Work to complete. Your task is to output all the records below, word for word.

Stored rows.
++++

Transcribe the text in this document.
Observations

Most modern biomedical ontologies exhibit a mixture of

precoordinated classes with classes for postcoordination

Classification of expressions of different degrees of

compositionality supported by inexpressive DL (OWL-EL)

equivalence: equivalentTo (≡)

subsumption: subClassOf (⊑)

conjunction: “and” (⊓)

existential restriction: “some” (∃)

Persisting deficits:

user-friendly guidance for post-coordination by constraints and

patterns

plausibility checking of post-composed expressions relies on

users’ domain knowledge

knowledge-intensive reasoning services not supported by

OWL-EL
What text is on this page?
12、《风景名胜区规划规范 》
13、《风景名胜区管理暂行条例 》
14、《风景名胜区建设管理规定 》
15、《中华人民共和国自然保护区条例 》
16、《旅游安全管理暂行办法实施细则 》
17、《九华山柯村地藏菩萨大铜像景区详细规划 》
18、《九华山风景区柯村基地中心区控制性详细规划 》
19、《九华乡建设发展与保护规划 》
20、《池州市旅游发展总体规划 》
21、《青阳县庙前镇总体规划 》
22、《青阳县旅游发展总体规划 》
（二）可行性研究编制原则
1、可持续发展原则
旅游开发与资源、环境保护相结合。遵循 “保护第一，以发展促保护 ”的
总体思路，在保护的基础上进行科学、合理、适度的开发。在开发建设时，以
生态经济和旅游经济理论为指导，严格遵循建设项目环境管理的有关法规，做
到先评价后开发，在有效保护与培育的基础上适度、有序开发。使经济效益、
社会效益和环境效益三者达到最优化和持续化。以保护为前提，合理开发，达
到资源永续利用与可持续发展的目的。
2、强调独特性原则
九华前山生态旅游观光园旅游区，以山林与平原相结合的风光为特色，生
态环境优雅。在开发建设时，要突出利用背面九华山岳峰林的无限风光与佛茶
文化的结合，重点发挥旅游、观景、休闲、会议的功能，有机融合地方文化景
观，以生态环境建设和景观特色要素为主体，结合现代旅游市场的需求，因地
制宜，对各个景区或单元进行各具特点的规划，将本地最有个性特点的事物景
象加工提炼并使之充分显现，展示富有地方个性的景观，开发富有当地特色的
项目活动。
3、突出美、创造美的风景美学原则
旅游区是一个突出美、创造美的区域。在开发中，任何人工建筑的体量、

++++

Reply.
Transcribe the text in this document.
Observations

Most modern biomedical ontologies exhibit a mixture of

precoordinated classes with classes for postcoordination

Classification of expressions of different degrees of

compositionality supported by inexpressive DL (OWL-EL)

equivalence: equivalentTo (≡)

subsumption: subClassOf (⊑)

conjunction: “and” (⊓)

existential restriction: “some” (∃)

Persisting deficits:

user-friendly guidance for post-coordination by constraints and

patterns

plausibility checking of post-composed expressions relies on

users’ domain knowledge

knowledge-intensive reasoning services not supported by

OWL-EL
What text is on this page?
12、《风景名胜区规划规范 》
13、《风景名胜区管理暂行条例 》
14、《风景名胜区建设管理规定 》
15、《中华人民共和国自然保护区条例 》
16、《旅游安全管理暂行办法实施细则 》
17、《九华山柯村地藏菩萨大铜像景区详细规划 》
18、《九华山风景区柯村基地中心区控制性详细规划 》
19、《九华乡建设发展与保护规划 》
20、《池州市旅游发展总体规划 》
21、《青阳县庙前镇总体规划 》
22、《青阳县旅游发展总体规划 》
（二）可行性研究编制原则
1、可持续发展原则
旅游开发与资源、环境保护相结合。遵循 “保护第一，以发展促保护 ”的
总体思路，在保护的基础上进行科学、合理、适度的开发。在开发建设时，以
生态经济和旅游经济理论为指导，严格遵循建设项目环境管理的有关法规，做
到先评价后开发，在有效保护与培育的基础上适度、有序开发。使经济效益、
社会效益和环境效益三者达到最优化和持续化。以保护为前提，合理开发，达
到资源永续利用与可持续发展的目的。
2、强调独特性原则
九华前山生态旅游观光园旅游区，以山林与平原相结合的风光为特色，生
态环境优雅。在开发建设时，要突出利用背面九华山岳峰林的无限风光与佛茶
文化的结合，重点发挥旅游、观景、休闲、会议的功能，有机融合地方文化景
观，以生态环境建设和景观特色要素为主体，结合现代旅游市场的需求，因地
制宜，对各个景区或单元进行各具特点的规划，将本地最有个性特点的事物景
象加工提炼并使之充分显现，展示富有地方个性的景观，开发富有当地特色的
项目活动。
3、突出美、创造美的风景美学原则
旅游区是一个突出美、创造美的区域。在开发中，任何人工建筑的体量、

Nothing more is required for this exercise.